* **Task goal**: Nothing may be dropped or altered: reproduce all the data.

* **Records for processing**:
----------

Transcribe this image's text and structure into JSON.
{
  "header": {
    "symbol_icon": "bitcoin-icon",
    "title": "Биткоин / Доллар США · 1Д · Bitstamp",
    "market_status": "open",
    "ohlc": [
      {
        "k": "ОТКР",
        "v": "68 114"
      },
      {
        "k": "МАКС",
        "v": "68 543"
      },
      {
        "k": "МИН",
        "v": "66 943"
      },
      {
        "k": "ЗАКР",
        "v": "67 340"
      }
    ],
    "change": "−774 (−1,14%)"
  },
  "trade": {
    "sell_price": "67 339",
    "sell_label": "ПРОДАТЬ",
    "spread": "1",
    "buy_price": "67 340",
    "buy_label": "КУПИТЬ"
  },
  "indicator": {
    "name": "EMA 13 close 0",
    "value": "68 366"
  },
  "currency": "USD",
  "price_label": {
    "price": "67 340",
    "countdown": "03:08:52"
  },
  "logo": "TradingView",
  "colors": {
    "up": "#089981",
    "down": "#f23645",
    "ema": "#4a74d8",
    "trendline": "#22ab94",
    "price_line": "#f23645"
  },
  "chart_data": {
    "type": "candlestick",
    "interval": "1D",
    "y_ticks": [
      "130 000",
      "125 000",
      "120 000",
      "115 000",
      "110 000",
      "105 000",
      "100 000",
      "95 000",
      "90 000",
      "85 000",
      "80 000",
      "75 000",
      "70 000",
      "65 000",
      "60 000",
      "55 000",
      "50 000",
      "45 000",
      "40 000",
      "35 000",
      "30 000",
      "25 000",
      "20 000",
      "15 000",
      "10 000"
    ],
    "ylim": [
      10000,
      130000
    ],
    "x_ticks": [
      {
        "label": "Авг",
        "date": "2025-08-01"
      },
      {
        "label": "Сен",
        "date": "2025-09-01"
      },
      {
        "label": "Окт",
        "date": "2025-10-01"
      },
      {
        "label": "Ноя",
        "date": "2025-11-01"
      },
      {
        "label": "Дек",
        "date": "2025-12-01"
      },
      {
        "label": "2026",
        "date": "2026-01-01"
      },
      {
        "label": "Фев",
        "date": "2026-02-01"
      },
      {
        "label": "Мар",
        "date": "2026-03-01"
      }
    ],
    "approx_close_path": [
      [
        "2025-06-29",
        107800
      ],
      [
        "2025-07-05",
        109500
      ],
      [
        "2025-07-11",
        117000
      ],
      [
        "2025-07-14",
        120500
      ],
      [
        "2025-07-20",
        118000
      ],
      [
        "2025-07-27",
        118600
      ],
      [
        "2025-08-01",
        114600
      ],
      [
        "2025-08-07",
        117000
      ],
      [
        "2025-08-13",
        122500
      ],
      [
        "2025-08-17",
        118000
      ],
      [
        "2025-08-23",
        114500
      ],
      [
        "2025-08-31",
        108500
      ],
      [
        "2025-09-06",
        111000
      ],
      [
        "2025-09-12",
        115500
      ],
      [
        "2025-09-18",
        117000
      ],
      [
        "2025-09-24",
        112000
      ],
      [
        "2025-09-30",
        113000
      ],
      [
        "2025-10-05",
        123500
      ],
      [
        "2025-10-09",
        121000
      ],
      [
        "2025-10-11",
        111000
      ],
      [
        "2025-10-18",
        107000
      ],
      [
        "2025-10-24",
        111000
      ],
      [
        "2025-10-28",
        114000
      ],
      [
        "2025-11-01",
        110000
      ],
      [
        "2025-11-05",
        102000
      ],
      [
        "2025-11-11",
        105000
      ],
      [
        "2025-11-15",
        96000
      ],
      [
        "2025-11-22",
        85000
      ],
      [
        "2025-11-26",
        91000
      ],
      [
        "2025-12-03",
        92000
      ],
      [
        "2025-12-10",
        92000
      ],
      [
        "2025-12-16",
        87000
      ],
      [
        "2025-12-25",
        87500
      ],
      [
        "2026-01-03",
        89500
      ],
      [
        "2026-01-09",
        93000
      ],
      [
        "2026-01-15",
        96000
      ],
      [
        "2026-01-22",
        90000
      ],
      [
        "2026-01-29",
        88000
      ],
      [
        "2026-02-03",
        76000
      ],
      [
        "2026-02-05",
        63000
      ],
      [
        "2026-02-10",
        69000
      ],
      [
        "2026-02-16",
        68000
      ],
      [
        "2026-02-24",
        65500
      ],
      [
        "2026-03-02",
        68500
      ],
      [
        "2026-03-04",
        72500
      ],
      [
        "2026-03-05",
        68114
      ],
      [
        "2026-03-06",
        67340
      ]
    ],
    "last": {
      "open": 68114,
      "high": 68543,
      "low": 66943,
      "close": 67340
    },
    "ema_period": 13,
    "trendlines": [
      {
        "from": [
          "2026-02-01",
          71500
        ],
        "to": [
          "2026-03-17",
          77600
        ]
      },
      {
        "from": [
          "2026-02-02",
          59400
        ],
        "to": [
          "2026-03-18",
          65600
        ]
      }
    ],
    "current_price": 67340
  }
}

----------

* **Worked solution**:
Transcribe this image's text and structure into JSON.
{
  "header": {
    "symbol_icon": "bitcoin-icon",
    "title": "Биткоин / Доллар США · 1Д · Bitstamp",
    "market_status": "open",
    "ohlc": [
      {
        "k": "ОТКР",
        "v": "68 114"
      },
      {
        "k": "МАКС",
        "v": "68 543"
      },
      {
        "k": "МИН",
        "v": "66 943"
      },
      {
        "k": "ЗАКР",
        "v": "67 340"
      }
    ],
    "change": "−774 (−1,14%)"
  },
  "trade": {
    "sell_price": "67 339",
    "sell_label": "ПРОДАТЬ",
    "spread": "1",
    "buy_price": "67 340",
    "buy_label": "КУПИТЬ"
  },
  "indicator": {
    "name": "EMA 13 close 0",
    "value": "68 366"
  },
  "currency": "USD",
  "price_label": {
    "price": "67 340",
    "countdown": "03:08:52"
  },
  "logo": "TradingView",
  "colors": {
    "up": "#089981",
    "down": "#f23645",
    "ema": "#4a74d8",
    "trendline": "#22ab94",
    "price_line": "#f23645"
  },
  "chart_data": {
    "type": "candlestick",
    "interval": "1D",
    "y_ticks": [
      "130 000",
      "125 000",
      "120 000",
      "115 000",
      "110 000",
      "105 000",
      "100 000",
      "95 000",
      "90 000",
      "85 000",
      "80 000",
      "75 000",
      "70 000",
      "65 000",
      "60 000",
      "55 000",
      "50 000",
      "45 000",
      "40 000",
      "35 000",
      "30 000",
      "25 000",
      "20 000",
      "15 000",
      "10 000"
    ],
    "ylim": [
      10000,
      130000
    ],
    "x_ticks": [
      {
        "label": "Авг",
        "date": "2025-08-01"
      },
      {
        "label": "Сен",
        "date": "2025-09-01"
      },
      {
        "label": "Окт",
        "date": "2025-10-01"
      },
      {
        "label": "Ноя",
        "date": "2025-11-01"
      },
      {
        "label": "Дек",
        "date": "2025-12-01"
      },
      {
        "label": "2026",
        "date": "2026-01-01"
      },
      {
        "label": "Фев",
        "date": "2026-02-01"
      },
      {
        "label": "Мар",
        "date": "2026-03-01"
      }
    ],
    "approx_close_path": [
      [
        "2025-06-29",
        107800
      ],
      [
        "2025-07-05",
        109500
      ],
      [
        "2025-07-11",
        117000
      ],
      [
        "2025-07-14",
        120500
      ],
      [
        "2025-07-20",
        118000
      ],
      [
        "2025-07-27",
        118600
      ],
      [
        "2025-08-01",
        114600
      ],
      [
        "2025-08-07",
        117000
      ],
      [
        "2025-08-13",
        122500
      ],
      [
        "2025-08-17",
        118000
      ],
      [
        "2025-08-23",
        114500
      ],
      [
        "2025-08-31",
        108500
      ],
      [
        "2025-09-06",
        111000
      ],
      [
        "2025-09-12",
        115500
      ],
      [
        "2025-09-18",
        117000
      ],
      [
        "2025-09-24",
        112000
      ],
      [
        "2025-09-30",
        113000
      ],
      [
        "2025-10-05",
        123500
      ],
      [
        "2025-10-09",
        121000
      ],
      [
        "2025-10-11",
        111000
      ],
      [
        "2025-10-18",
        107000
      ],
      [
        "2025-10-24",
        111000
      ],
      [
        "2025-10-28",
        114000
      ],
      [
        "2025-11-01",
        110000
      ],
      [
        "2025-11-05",
        102000
      ],
      [
        "2025-11-11",
        105000
      ],
      [
        "2025-11-15",
        96000
      ],
      [
        "2025-11-22",
        85000
      ],
      [
        "2025-11-26",
        91000
      ],
      [
        "2025-12-03",
        92000
      ],
      [
        "2025-12-10",
        92000
      ],
      [
        "2025-12-16",
        87000
      ],
      [
        "2025-12-25",
        87500
      ],
      [
        "2026-01-03",
        89500
      ],
      [
        "2026-01-09",
        93000
      ],
      [
        "2026-01-15",
        96000
      ],
      [
        "2026-01-22",
        90000
      ],
      [
        "2026-01-29",
        88000
      ],
      [
        "2026-02-03",
        76000
      ],
      [
        "2026-02-05",
        63000
      ],
      [
        "2026-02-10",
        69000
      ],
      [
        "2026-02-16",
        68000
      ],
      [
        "2026-02-24",
        65500
      ],
      [
        "2026-03-02",
        68500
      ],
      [
        "2026-03-04",
        72500
      ],
      [
        "2026-03-05",
        68114
      ],
      [
        "2026-03-06",
        67340
      ]
    ],
    "last": {
      "open": 68114,
      "high": 68543,
      "low": 66943,
      "close": 67340
    },
    "ema_period": 13,
    "trendlines": [
      {
        "from": [
          "2026-02-01",
          71500
        ],
        "to": [
          "2026-03-17",
          77600
        ]
      },
      {
        "from": [
          "2026-02-02",
          59400
        ],
        "to": [
          "2026-03-18",
          65600
        ]
      }
    ],
    "current_price": 67340
  }
}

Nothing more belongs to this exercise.